■ TEXT EXCERPT:
"Civilization" is a single by the French band Justice and the first from their second studio album Audio, Video, Disco. The single, Justice's first via Elektra Records, was initially set to be released on iTunes on 4 April 2011, before becoming available on other digital retailers on April 11. The track was released early through iTunes France on 28 March and globally through iTunes on 29 March 2011.

The track features vocals from British singer Ali Love. The song was previewed in a two-minute advertisement for Adidas, which was directed by Romain Gavras. Gavras has worked with Justice previously, directing the music video for their song "Stress" in 2008, and filming a documentary 'A Cross In The Universe' about Justice's American tour in 2008. The single was re-released on 6 June with remixes from Mr. Oizo and The Fucking Champs.

Critical reception
Eric Magnuson of Rolling Stone gave the single a rating of three-and-a-half stars out of five, complimenting its "high-end baguette beat-down". He compared the song to a mix of Daft Punk's "Aerodynamic" and The Who's "Baba O'Riley". Ben Gilbert of Yahoo! Music UK & Ireland gave a positive review, calling the song "fried and fiercesome ".

■ DATA SHOWN:

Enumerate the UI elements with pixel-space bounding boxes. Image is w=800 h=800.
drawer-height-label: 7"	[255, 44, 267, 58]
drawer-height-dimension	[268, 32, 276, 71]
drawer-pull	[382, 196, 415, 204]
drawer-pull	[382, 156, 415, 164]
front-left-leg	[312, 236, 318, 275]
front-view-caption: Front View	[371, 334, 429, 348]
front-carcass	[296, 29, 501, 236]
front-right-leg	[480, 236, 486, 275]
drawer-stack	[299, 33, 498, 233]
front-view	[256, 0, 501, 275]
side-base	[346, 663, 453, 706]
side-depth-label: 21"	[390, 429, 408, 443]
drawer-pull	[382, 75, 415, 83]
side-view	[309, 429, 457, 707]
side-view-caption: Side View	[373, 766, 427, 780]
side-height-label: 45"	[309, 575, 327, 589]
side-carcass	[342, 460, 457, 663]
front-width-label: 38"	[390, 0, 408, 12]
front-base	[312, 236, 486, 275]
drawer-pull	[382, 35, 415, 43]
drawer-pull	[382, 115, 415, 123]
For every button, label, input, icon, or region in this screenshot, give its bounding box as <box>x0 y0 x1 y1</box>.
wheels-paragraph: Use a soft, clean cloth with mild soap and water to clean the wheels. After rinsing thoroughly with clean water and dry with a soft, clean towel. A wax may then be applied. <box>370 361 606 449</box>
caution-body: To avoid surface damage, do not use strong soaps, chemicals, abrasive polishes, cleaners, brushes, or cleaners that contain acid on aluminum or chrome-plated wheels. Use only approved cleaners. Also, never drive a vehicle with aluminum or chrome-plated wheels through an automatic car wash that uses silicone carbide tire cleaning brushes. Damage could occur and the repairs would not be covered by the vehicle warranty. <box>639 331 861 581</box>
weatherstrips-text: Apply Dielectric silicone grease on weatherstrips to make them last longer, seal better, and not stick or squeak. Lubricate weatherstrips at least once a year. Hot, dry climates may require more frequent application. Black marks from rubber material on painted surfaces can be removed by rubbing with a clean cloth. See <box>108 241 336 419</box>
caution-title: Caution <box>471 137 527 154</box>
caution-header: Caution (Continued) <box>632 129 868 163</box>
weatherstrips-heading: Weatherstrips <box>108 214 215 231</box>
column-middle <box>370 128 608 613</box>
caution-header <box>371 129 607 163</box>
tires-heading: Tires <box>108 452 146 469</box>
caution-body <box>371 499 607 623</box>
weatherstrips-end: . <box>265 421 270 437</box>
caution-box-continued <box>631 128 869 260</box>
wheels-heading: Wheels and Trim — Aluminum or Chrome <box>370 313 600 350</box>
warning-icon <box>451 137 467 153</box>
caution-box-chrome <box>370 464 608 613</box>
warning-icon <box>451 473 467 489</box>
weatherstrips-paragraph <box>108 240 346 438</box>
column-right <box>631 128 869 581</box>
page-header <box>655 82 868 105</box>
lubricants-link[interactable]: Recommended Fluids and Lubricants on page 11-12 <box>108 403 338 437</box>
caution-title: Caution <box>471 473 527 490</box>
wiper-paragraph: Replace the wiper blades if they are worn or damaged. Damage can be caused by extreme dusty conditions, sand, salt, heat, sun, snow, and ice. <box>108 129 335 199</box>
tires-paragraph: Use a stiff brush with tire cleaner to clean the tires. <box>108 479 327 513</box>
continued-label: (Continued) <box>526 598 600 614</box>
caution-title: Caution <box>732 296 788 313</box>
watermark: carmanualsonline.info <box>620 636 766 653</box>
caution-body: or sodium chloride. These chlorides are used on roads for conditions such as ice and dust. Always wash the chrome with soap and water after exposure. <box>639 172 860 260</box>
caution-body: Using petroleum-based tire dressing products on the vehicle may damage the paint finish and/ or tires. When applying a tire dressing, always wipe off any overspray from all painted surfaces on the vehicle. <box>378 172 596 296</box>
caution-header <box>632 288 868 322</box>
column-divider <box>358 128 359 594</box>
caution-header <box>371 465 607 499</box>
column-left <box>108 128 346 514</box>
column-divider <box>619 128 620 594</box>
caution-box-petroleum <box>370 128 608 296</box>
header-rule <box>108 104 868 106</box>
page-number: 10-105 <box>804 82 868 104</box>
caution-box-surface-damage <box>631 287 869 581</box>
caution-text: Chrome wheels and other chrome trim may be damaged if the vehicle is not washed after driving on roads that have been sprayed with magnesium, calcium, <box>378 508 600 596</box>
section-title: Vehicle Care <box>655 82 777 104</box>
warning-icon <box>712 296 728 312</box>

■ JOBS:
A) From the text about the Justice single "Civilization," extract the passage starting with "The track features" and going on through "The Fucking Champs.".
B) Answer these questions using the text about the Justice single "Civilization":
(i) Which singer provides the vocals on the track?
(ii) Who directed the Adidas advertisement in which the song was previewed?
(iii) What rating did Eric Magnuson of Rolling Stone give the single?

■ ANSWERS PROVIDED:
A)
The track features vocals from British singer Ali Love. The song was previewed in a two-minute advertisement for Adidas, which was directed by Romain Gavras. Gavras has worked with Justice previously, directing the music video for their song "Stress" in 2008, and filming a documentary 'A Cross In The Universe' about Justice's American tour in 2008. The single was re-released on 6 June with remixes from Mr. Oizo and The Fucking Champs.

B)
(i) British singer Ali Love
(ii) Romain Gavras
(iii) Three-and-a-half stars out of five